EXERCISE GOAL:
Repeat the records below exactly, leaving out every picture.

Dataset rows:
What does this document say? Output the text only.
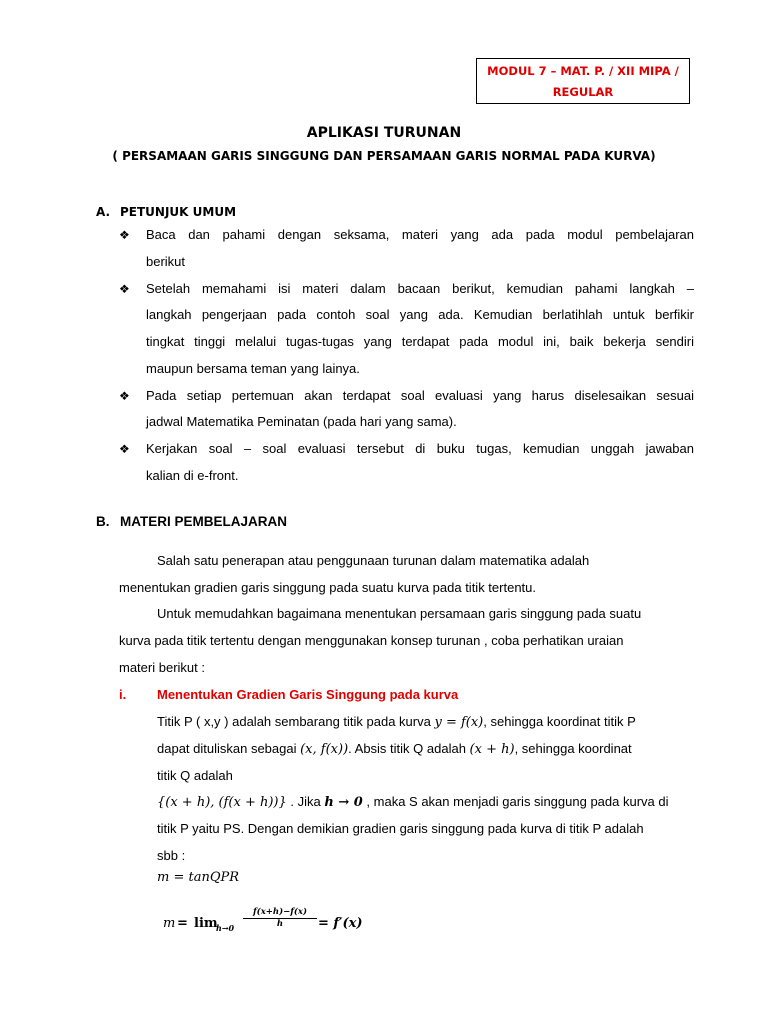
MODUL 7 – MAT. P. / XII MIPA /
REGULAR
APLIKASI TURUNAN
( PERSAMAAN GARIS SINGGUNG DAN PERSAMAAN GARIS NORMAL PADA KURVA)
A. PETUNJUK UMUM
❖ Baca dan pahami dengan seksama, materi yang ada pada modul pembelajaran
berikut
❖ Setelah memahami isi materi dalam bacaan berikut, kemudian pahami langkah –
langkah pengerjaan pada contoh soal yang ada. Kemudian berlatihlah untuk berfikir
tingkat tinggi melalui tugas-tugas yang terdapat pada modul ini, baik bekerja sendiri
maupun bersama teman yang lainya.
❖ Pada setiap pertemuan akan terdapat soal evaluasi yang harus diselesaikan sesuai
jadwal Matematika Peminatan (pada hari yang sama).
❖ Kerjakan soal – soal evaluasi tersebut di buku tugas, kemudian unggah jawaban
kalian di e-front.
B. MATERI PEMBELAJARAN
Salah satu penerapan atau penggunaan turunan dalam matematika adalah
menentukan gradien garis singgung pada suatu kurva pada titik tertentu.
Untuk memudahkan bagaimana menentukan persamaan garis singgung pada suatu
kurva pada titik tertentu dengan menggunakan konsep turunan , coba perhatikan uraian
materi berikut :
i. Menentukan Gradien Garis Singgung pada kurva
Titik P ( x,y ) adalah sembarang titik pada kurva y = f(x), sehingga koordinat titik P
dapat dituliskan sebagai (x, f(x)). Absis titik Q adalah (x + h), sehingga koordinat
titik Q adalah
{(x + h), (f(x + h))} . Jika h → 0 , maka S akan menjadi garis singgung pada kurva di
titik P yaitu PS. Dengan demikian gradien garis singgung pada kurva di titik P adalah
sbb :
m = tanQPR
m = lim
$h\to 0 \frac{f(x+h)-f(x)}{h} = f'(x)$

FULL SOLUTION:
What does this document say? Output the text only.
MODUL 7 – MAT. P. / XII MIPA /
REGULAR
APLIKASI TURUNAN
( PERSAMAAN GARIS SINGGUNG DAN PERSAMAAN GARIS NORMAL PADA KURVA)
A. PETUNJUK UMUM
❖ Baca dan pahami dengan seksama, materi yang ada pada modul pembelajaran
berikut
❖ Setelah memahami isi materi dalam bacaan berikut, kemudian pahami langkah –
langkah pengerjaan pada contoh soal yang ada. Kemudian berlatihlah untuk berfikir
tingkat tinggi melalui tugas-tugas yang terdapat pada modul ini, baik bekerja sendiri
maupun bersama teman yang lainya.
❖ Pada setiap pertemuan akan terdapat soal evaluasi yang harus diselesaikan sesuai
jadwal Matematika Peminatan (pada hari yang sama).
❖ Kerjakan soal – soal evaluasi tersebut di buku tugas, kemudian unggah jawaban
kalian di e-front.
B. MATERI PEMBELAJARAN
Salah satu penerapan atau penggunaan turunan dalam matematika adalah
menentukan gradien garis singgung pada suatu kurva pada titik tertentu.
Untuk memudahkan bagaimana menentukan persamaan garis singgung pada suatu
kurva pada titik tertentu dengan menggunakan konsep turunan , coba perhatikan uraian
materi berikut :
i. Menentukan Gradien Garis Singgung pada kurva
Titik P ( x,y ) adalah sembarang titik pada kurva y = f(x), sehingga koordinat titik P
dapat dituliskan sebagai (x, f(x)). Absis titik Q adalah (x + h), sehingga koordinat
titik Q adalah
{(x + h), (f(x + h))} . Jika h → 0 , maka S akan menjadi garis singgung pada kurva di
titik P yaitu PS. Dengan demikian gradien garis singgung pada kurva di titik P adalah
sbb :
m = tanQPR
m = lim
$h\to 0 \frac{f(x+h)-f(x)}{h} = f'(x)$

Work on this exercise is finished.